▸ **Reading passage**:
SPOILER ALERT FROM HERE ON OUT

Just about my favorite aspect is how easily Dostoevsky gets into your head. Or leads you into the character’s head. As a young person with some affinity with nihilism, I suppose it wouldn’t take much for me to get into Raskolnikov’s head so maybe that’s not a testament to the writer’s ability, but I digress. Porfiry was my absolute favorite. As I was pretty much putting on my Raskolnikov hat the whole time, I really felt the panic and anxiety whenever the detective appeared on the scene and when he was speaking with the main character, I felt as Raskolnikov felt, utterly trapped between my conscience, my desire to get away with it, Porfiry’s masterful interrogation and the desire to just “end it all” by giving myself over to the law. Without Porfiry, Raskolnikov seems to find some relief from his guilt.

What still stands out to me to this day is the killing of Lizaveta. Rodion never meant to do it. He was overconfident and arrogant in thinking that things would work out just as he intended. He didn’t know himself. He didn’t know he would kill her in a fit of panic (at least that’s how I remember it happening). He thought all would go according to plan, he would play Napoleon and that would be that. The whole affair would be wrapped up in a neat little bow. Whatever righteousness his act might have had, it was all gone the moment he killed Lizaveta. Not that there was much righteousness there in the first place. He was in hell after the killing. I can’t imagine he anticipated this. He wanted to do the Superman thing and transcend good and evil. Problem is, that’s just not in him. Very few people have no conscience and he’s just not one of them; if anything he seems to have quite a strong conscience. I think it serves as a good message for anyone who advocates violence, even for a “good” cause. Can you live with yourself afterwards? Can you really? And if you can’t, maybe it’s wrong.

▸ **Supplied information**:
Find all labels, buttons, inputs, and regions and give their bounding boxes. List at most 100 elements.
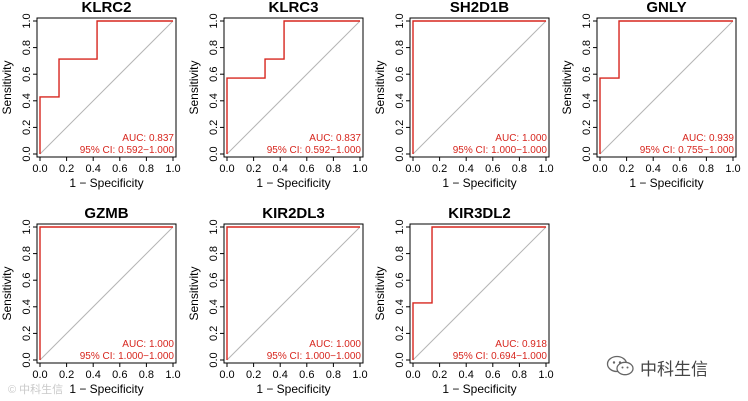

▸ **Directives**:
a: Reproduce the passage of the Raskolnikov reflection starting at "SPOILER ALERT FROM" and ending at "from his guilt.".
b: Extend the Raskolnikov reflection with a further stretch that picks up after its final sentence.

▸ **Responses for each task**:
a:
SPOILER ALERT FROM HERE ON OUT

Just about my favorite aspect is how easily Dostoevsky gets into your head. Or leads you into the character’s head. As a young person with some affinity with nihilism, I suppose it wouldn’t take much for me to get into Raskolnikov’s head so maybe that’s not a testament to the writer’s ability, but I digress. Porfiry was my absolute favorite. As I was pretty much putting on my Raskolnikov hat the whole time, I really felt the panic and anxiety whenever the detective appeared on the scene and when he was speaking with the main character, I felt as Raskolnikov felt, utterly trapped between my conscience, my desire to get away with it, Porfiry’s masterful interrogation and the desire to just “end it all” by giving myself over to the law. Without Porfiry, Raskolnikov seems to find some relief from his guilt.

b:
If I must place Raskolnikov within the Dostoyevsky universe, it’s probably a mash up between two of the Karamazov brothers. Long story short, there is a thinker and there is a doer. Raskolnikov is very clever, but he also has the courage of his convictions. He acts on them, whereas the “thinker” brother does nothing but write papers and diatribes. After some bad thing happens due the “doer” acting on the “thinker’s” ideas, the latter goes into a moral paralysis, a “brain fever”, if you will, very similar to Raskolnikov’s mental breakdown near the end. I suppose that’s part of his tragedy. He has a conscience and he’s way too intellectual to really believe that his act was right. He’s only half of a doer and cannot get away from questioning himself. It would have been easier if he was just a Napoleon or an Alexander who act but don’t seem reflect much on why they’re doing it. Maybe that’s also part of being self conscious. Most “great”, “beyond good and evil” people don’t seem to be. Or, if they are, they suppress it.

One thing that puzzles me is Dostoevsky took care to tell us how impoverished Raskolnikov was. What’s the relevance to the story? I don’t remember. Maybe I need to read it again. I don’t remember why he was so impoverished. Did he fail out of school? Did he create his own circumstances? I don’t remember if it had anything to do with his desire to kill Alyona. Probably. But I can’t say for sure. I definitely need to reread this book.

Kind of how meat, dairy, eggs all come in neat packages - completely devoid of their actual procurement.

I spoke to an eastern-european during the study group discussions, and they emphasised that social standing is a large part of russian culture. Similar to a caste system. Hence the emphasis on him as a student, or the drunkard’s wife as coming from a noble family.

I think the impoverishment, wasn’t particularly true externally - he had means and resources and friends that could help him - but his own mind impoverished him. His girlfriend seems to make him realise that.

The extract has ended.